*Problem*
Identify all lines in the data containing the string "connected". Copy them out.

(Data items)
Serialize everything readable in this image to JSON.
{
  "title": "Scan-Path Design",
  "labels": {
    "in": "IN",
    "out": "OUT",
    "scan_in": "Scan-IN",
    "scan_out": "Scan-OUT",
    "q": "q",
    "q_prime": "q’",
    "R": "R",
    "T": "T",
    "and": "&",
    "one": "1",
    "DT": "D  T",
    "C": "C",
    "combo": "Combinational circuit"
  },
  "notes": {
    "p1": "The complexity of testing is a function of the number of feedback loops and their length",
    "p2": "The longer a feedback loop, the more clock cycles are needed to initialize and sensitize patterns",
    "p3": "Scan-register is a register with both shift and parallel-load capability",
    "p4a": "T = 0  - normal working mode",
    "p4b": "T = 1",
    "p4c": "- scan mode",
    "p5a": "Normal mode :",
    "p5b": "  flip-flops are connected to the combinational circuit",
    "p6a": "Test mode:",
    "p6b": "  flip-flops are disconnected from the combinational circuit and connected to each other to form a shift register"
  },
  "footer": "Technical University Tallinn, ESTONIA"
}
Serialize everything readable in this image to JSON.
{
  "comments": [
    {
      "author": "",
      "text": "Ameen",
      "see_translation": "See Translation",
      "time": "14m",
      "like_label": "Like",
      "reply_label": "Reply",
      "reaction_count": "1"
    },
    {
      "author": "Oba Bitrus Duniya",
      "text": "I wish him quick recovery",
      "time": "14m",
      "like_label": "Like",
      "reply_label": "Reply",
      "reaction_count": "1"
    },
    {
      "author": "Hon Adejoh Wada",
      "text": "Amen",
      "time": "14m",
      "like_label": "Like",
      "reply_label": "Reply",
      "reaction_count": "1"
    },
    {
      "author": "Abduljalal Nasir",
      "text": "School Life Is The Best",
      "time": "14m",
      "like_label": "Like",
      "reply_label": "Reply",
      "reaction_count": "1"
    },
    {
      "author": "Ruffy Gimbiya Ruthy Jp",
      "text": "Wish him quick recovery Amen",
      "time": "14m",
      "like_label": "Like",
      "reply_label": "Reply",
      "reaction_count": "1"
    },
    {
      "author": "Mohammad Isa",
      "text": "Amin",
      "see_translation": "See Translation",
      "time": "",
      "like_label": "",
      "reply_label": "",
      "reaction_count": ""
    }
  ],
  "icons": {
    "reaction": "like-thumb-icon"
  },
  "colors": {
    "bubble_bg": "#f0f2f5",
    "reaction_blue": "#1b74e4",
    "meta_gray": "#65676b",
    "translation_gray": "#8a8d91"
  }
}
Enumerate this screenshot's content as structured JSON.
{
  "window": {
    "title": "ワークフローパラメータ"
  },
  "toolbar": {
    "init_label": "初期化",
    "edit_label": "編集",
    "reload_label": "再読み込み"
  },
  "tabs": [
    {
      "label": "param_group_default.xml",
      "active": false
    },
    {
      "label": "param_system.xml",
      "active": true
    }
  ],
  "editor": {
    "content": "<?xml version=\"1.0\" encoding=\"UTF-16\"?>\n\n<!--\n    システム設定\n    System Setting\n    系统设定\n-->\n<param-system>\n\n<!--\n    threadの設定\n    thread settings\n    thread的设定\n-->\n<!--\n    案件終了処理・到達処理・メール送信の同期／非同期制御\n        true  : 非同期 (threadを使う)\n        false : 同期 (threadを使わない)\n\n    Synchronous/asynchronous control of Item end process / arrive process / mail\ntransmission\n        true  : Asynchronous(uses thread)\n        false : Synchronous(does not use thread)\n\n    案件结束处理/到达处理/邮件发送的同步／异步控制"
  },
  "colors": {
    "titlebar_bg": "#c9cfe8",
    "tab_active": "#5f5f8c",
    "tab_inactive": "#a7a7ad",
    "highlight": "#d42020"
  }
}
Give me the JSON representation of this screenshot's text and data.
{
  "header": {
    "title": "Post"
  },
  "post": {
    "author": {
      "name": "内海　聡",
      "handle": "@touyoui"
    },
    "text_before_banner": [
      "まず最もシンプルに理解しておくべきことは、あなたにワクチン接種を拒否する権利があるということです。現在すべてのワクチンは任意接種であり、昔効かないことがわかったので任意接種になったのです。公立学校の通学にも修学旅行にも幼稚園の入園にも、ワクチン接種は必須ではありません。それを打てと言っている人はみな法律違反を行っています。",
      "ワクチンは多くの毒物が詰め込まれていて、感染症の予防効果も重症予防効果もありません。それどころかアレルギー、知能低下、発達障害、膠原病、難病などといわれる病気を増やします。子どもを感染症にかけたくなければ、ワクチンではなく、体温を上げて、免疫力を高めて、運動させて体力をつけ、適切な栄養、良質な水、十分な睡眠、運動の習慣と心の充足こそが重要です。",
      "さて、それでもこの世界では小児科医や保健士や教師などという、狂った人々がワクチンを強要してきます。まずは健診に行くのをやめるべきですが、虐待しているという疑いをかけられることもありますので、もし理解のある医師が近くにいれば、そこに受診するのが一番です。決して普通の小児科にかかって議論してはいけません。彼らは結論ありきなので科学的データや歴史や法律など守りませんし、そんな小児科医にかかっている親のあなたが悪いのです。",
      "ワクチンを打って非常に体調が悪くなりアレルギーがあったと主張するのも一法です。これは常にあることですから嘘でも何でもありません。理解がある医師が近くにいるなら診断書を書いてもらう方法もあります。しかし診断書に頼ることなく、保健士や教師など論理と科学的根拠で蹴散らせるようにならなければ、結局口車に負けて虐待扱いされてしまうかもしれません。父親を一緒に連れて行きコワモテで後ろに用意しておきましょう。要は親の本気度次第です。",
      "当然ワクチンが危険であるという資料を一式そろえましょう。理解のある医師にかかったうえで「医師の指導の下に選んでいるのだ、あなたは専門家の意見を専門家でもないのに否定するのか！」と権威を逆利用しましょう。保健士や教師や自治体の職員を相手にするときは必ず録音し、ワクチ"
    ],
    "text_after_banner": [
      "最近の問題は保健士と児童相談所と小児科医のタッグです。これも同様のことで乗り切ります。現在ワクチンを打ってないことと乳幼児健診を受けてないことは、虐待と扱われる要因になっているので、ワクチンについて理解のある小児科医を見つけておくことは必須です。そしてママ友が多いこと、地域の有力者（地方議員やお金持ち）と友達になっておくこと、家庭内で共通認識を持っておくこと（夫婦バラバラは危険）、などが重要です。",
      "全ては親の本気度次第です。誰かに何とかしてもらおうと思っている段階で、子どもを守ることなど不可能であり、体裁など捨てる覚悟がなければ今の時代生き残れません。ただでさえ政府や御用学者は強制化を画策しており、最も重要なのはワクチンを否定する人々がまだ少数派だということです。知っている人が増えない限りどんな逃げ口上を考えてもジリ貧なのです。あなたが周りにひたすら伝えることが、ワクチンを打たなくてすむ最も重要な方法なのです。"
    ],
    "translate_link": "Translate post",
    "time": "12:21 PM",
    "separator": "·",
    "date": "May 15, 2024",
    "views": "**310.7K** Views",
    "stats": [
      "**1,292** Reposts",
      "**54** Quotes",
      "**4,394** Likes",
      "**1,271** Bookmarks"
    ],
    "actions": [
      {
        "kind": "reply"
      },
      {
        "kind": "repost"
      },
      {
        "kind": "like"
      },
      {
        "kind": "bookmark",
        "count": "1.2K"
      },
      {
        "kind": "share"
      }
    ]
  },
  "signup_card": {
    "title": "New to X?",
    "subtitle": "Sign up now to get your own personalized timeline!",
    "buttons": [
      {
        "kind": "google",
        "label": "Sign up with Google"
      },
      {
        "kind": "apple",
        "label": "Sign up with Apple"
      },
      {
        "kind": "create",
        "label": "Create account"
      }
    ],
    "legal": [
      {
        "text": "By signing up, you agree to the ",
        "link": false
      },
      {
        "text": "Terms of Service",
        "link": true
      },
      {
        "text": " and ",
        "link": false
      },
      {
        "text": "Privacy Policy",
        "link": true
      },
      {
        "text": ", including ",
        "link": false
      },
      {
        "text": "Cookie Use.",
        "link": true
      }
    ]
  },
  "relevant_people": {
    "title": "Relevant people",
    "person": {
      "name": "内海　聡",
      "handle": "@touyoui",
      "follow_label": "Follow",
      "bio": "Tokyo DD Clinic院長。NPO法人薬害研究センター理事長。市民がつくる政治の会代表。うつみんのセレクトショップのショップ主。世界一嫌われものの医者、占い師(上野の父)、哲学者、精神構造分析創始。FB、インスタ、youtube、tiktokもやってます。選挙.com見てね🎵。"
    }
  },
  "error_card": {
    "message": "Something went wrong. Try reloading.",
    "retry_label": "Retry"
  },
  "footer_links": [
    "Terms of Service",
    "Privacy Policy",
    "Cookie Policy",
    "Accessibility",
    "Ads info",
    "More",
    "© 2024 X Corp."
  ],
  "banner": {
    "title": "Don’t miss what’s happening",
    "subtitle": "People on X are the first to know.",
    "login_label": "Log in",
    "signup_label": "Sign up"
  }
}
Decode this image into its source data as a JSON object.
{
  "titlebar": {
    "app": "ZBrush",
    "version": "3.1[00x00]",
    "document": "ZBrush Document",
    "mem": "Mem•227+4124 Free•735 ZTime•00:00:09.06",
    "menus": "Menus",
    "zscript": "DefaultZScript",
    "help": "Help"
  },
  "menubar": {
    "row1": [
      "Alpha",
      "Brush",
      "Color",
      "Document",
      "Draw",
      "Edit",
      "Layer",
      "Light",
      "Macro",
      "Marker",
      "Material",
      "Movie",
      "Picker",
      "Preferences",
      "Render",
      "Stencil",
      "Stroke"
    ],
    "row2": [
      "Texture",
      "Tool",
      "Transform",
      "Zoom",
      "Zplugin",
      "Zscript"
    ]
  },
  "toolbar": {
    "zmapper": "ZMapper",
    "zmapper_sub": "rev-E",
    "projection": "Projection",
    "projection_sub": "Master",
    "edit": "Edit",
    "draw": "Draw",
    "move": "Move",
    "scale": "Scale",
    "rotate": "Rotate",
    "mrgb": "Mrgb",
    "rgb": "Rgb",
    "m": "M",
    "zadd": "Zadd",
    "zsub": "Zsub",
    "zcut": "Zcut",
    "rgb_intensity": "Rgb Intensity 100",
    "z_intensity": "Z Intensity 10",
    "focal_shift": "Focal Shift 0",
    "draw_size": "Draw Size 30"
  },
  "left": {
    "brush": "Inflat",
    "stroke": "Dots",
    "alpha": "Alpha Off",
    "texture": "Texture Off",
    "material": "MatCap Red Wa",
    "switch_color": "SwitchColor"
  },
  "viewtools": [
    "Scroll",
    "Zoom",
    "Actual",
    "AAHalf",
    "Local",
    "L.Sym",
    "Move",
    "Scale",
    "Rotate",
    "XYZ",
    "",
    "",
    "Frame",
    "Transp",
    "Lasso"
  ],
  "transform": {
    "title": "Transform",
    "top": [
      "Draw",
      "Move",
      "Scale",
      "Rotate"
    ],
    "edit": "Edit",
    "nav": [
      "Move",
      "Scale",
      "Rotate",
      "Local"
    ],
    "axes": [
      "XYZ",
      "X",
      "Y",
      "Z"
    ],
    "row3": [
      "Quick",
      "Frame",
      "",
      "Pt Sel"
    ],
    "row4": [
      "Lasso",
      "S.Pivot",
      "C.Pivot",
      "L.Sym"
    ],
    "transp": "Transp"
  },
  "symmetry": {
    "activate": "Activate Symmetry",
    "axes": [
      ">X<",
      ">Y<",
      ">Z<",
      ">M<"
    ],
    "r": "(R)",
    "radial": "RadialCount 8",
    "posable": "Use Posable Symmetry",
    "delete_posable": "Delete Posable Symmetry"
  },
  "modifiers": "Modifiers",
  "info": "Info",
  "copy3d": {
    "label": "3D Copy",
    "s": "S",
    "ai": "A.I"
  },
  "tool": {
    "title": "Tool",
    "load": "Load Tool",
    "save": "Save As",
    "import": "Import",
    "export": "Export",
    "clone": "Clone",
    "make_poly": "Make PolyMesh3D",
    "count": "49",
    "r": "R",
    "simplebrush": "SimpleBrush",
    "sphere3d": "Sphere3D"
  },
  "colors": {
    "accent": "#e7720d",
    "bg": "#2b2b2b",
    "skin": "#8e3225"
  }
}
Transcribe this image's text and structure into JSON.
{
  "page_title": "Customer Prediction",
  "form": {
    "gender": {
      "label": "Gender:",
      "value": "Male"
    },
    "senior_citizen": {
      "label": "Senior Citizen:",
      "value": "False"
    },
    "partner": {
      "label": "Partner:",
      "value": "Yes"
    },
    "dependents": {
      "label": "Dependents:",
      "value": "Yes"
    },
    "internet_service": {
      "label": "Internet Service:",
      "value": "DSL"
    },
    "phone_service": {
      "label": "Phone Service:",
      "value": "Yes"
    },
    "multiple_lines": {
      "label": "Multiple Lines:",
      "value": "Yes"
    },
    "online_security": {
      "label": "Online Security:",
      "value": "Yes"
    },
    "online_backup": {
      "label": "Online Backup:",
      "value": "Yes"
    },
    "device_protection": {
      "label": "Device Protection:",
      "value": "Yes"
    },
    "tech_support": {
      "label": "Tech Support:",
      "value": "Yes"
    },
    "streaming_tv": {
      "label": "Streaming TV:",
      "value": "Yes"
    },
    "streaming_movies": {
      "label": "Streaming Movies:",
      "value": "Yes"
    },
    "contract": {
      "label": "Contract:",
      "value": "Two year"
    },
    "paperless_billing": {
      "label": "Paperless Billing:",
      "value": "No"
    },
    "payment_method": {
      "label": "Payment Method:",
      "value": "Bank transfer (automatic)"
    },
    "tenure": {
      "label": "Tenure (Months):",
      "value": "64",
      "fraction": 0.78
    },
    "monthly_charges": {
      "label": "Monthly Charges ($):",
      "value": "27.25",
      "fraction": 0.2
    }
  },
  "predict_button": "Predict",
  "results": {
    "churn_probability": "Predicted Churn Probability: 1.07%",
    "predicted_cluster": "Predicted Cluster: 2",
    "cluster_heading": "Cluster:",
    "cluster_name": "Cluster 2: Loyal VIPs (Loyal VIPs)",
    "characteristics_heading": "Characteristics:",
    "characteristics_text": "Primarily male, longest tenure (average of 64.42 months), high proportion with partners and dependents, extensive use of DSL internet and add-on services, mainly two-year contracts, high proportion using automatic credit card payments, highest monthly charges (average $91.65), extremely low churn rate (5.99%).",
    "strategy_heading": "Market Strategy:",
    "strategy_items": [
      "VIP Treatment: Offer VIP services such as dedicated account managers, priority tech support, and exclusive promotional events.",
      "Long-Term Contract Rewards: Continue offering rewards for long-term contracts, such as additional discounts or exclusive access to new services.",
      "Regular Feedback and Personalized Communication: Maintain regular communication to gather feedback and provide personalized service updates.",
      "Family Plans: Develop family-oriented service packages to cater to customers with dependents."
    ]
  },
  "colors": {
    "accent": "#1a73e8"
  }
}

*Correct response*
    "p5b": "  flip-flops are connected to the combinational circuit",
    "p6b": "  flip-flops are disconnected from the combinational circuit and connected to each other to form a shift register"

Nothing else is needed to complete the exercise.